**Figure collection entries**
————————

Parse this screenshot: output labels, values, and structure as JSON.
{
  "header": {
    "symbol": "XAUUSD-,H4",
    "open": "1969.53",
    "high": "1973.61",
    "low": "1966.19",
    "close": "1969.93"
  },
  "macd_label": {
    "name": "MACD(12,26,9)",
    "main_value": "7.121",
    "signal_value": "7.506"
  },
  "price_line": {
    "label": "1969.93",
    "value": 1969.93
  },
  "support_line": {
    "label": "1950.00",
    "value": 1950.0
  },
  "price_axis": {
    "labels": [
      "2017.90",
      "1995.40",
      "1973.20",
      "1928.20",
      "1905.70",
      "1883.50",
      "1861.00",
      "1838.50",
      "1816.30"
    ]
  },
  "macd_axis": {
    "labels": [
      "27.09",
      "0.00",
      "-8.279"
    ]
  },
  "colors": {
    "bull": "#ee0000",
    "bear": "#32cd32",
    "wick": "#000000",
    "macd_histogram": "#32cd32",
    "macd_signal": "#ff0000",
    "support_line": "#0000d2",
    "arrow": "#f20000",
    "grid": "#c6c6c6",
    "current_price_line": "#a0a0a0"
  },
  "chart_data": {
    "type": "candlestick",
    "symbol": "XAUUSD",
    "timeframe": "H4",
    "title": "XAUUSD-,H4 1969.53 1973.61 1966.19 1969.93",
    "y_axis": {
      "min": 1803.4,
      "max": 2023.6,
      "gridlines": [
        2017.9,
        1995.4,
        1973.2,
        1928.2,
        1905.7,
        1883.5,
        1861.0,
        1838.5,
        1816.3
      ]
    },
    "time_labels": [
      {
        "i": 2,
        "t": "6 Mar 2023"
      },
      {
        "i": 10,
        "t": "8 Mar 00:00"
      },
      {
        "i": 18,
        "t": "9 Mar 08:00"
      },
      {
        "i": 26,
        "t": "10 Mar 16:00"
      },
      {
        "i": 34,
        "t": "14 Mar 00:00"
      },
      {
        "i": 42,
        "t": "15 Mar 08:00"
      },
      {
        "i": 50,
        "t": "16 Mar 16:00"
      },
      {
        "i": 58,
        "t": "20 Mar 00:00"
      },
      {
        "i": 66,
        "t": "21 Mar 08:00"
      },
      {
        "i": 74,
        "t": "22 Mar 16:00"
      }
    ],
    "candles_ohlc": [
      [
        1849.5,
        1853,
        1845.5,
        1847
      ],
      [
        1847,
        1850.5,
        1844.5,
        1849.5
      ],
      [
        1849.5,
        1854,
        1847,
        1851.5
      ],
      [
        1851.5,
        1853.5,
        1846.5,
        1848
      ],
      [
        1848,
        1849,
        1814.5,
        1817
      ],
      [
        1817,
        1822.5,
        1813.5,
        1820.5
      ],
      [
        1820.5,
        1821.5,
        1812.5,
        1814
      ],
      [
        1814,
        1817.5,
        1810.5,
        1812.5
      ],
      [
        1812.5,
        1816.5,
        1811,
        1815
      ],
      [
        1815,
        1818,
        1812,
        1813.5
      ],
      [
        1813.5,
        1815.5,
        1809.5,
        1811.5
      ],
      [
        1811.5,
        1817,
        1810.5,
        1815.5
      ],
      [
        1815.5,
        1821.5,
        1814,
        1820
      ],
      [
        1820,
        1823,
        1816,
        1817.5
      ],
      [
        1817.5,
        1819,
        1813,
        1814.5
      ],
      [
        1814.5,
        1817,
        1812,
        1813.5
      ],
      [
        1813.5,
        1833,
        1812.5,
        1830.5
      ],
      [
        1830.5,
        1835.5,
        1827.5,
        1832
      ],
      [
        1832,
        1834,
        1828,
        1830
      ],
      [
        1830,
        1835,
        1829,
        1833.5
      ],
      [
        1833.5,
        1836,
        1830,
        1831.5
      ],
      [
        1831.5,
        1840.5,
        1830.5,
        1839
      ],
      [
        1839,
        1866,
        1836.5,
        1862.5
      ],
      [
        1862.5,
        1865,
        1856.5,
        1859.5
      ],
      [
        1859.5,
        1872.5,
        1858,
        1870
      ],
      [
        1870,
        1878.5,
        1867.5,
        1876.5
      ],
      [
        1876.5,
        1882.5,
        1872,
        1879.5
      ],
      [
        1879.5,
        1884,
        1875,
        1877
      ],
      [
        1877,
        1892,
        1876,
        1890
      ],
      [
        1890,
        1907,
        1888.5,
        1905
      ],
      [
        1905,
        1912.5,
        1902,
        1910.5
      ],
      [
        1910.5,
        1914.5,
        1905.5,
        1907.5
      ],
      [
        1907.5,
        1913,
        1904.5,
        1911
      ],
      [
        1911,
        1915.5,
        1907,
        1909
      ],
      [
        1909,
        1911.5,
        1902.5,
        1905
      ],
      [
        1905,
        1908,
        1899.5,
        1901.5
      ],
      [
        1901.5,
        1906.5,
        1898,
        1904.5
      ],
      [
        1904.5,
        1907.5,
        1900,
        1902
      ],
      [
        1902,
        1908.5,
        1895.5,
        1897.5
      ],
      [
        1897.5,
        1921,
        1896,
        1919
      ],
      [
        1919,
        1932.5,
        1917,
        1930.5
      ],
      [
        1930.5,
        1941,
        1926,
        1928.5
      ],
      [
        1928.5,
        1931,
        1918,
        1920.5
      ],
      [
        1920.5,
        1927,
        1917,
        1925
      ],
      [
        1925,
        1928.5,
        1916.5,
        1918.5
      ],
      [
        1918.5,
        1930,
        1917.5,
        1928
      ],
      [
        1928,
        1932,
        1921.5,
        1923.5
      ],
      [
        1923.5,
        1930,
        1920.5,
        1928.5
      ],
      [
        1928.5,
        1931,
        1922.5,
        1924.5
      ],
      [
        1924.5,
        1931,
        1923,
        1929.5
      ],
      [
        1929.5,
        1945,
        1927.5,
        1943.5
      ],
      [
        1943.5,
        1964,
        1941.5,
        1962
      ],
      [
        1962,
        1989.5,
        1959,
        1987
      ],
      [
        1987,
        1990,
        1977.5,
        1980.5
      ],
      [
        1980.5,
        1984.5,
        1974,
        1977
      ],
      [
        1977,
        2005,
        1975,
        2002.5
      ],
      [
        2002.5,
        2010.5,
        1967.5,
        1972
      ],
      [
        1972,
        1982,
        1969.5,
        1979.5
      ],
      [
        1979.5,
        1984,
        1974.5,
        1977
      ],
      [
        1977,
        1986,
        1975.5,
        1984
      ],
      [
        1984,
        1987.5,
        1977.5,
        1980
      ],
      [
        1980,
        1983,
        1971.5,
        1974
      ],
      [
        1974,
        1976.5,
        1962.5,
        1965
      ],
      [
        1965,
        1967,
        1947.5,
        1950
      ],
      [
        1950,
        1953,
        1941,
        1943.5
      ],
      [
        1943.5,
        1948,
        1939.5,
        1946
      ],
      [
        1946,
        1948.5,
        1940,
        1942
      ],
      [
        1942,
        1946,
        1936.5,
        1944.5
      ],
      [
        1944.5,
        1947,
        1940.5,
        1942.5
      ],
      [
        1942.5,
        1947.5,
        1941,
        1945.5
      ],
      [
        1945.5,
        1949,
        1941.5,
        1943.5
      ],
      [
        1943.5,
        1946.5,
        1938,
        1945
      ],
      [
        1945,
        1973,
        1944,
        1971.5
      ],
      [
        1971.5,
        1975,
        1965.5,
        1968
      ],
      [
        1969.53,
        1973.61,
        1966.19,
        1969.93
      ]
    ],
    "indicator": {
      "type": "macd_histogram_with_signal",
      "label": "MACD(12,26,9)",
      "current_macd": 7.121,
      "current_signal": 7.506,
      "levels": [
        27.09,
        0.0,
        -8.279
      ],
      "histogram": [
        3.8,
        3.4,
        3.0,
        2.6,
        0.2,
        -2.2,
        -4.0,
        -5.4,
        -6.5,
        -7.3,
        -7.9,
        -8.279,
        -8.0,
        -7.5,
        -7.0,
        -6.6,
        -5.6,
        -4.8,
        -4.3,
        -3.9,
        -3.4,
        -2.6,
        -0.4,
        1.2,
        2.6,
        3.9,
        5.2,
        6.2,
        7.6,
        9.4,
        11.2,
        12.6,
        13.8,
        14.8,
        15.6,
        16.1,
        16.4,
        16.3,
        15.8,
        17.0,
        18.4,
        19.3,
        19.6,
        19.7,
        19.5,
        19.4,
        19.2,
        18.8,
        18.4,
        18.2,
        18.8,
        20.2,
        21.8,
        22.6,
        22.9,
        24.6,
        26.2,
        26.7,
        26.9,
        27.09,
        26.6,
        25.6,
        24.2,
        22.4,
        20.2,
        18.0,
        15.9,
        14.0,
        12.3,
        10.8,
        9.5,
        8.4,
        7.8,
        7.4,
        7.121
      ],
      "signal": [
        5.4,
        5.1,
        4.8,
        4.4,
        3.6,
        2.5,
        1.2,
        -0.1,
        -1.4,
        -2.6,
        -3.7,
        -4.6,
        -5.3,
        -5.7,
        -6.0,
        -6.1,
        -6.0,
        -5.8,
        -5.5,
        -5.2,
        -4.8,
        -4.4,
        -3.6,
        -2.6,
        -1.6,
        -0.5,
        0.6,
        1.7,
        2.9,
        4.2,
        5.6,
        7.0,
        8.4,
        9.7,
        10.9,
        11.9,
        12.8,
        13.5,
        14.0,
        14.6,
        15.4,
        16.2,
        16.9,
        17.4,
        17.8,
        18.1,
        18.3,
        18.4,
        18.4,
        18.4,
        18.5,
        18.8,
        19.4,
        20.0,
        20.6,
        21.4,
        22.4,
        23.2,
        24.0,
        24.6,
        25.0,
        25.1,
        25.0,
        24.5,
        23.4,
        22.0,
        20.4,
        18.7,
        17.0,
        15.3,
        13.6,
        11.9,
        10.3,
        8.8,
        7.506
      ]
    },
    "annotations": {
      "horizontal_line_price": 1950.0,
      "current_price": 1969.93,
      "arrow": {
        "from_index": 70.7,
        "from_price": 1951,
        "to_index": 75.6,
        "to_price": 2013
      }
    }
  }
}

————————

**DIRECTION**
Tally the lines holding the string "type" and give only the count.

**RESULT**
2